THE TASK: Can you output the records below exactly as they are written?

.....

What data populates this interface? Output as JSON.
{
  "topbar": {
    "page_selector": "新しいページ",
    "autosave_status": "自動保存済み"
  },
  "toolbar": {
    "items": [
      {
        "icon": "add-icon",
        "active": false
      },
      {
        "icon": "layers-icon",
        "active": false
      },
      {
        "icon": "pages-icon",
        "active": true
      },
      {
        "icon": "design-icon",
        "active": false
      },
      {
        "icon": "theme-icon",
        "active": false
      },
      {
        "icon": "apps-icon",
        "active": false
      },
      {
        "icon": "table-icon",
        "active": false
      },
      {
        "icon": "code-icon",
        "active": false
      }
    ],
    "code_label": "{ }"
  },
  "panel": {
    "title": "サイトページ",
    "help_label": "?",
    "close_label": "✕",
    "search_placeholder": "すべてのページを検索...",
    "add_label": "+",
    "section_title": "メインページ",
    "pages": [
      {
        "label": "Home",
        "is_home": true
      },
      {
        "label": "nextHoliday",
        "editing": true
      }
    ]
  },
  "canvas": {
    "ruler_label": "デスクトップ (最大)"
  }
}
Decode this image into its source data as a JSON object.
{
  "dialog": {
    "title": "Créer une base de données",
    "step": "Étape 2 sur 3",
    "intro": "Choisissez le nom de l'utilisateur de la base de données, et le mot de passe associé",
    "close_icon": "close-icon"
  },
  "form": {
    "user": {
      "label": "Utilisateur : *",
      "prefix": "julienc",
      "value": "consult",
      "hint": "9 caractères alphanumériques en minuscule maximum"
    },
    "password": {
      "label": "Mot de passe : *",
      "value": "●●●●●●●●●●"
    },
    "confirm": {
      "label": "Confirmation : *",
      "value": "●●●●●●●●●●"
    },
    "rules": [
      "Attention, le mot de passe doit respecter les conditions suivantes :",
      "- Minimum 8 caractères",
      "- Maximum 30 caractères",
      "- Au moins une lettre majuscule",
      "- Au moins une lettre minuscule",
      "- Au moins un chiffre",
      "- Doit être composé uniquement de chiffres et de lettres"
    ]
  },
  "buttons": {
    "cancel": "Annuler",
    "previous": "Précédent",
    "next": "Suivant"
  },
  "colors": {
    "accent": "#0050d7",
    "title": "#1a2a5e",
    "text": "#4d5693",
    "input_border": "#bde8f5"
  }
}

.....

THE OUTPUT:
What data populates this interface? Output as JSON.
{
  "topbar": {
    "page_selector": "新しいページ",
    "autosave_status": "自動保存済み"
  },
  "toolbar": {
    "items": [
      {
        "icon": "add-icon",
        "active": false
      },
      {
        "icon": "layers-icon",
        "active": false
      },
      {
        "icon": "pages-icon",
        "active": true
      },
      {
        "icon": "design-icon",
        "active": false
      },
      {
        "icon": "theme-icon",
        "active": false
      },
      {
        "icon": "apps-icon",
        "active": false
      },
      {
        "icon": "table-icon",
        "active": false
      },
      {
        "icon": "code-icon",
        "active": false
      }
    ],
    "code_label": "{ }"
  },
  "panel": {
    "title": "サイトページ",
    "help_label": "?",
    "close_label": "✕",
    "search_placeholder": "すべてのページを検索...",
    "add_label": "+",
    "section_title": "メインページ",
    "pages": [
      {
        "label": "Home",
        "is_home": true
      },
      {
        "label": "nextHoliday",
        "editing": true
      }
    ]
  },
  "canvas": {
    "ruler_label": "デスクトップ (最大)"
  }
}
Decode this image into its source data as a JSON object.
{
  "dialog": {
    "title": "Créer une base de données",
    "step": "Étape 2 sur 3",
    "intro": "Choisissez le nom de l'utilisateur de la base de données, et le mot de passe associé",
    "close_icon": "close-icon"
  },
  "form": {
    "user": {
      "label": "Utilisateur : *",
      "prefix": "julienc",
      "value": "consult",
      "hint": "9 caractères alphanumériques en minuscule maximum"
    },
    "password": {
      "label": "Mot de passe : *",
      "value": "●●●●●●●●●●"
    },
    "confirm": {
      "label": "Confirmation : *",
      "value": "●●●●●●●●●●"
    },
    "rules": [
      "Attention, le mot de passe doit respecter les conditions suivantes :",
      "- Minimum 8 caractères",
      "- Maximum 30 caractères",
      "- Au moins une lettre majuscule",
      "- Au moins une lettre minuscule",
      "- Au moins un chiffre",
      "- Doit être composé uniquement de chiffres et de lettres"
    ]
  },
  "buttons": {
    "cancel": "Annuler",
    "previous": "Précédent",
    "next": "Suivant"
  },
  "colors": {
    "accent": "#0050d7",
    "title": "#1a2a5e",
    "text": "#4d5693",
    "input_border": "#bde8f5"
  }
}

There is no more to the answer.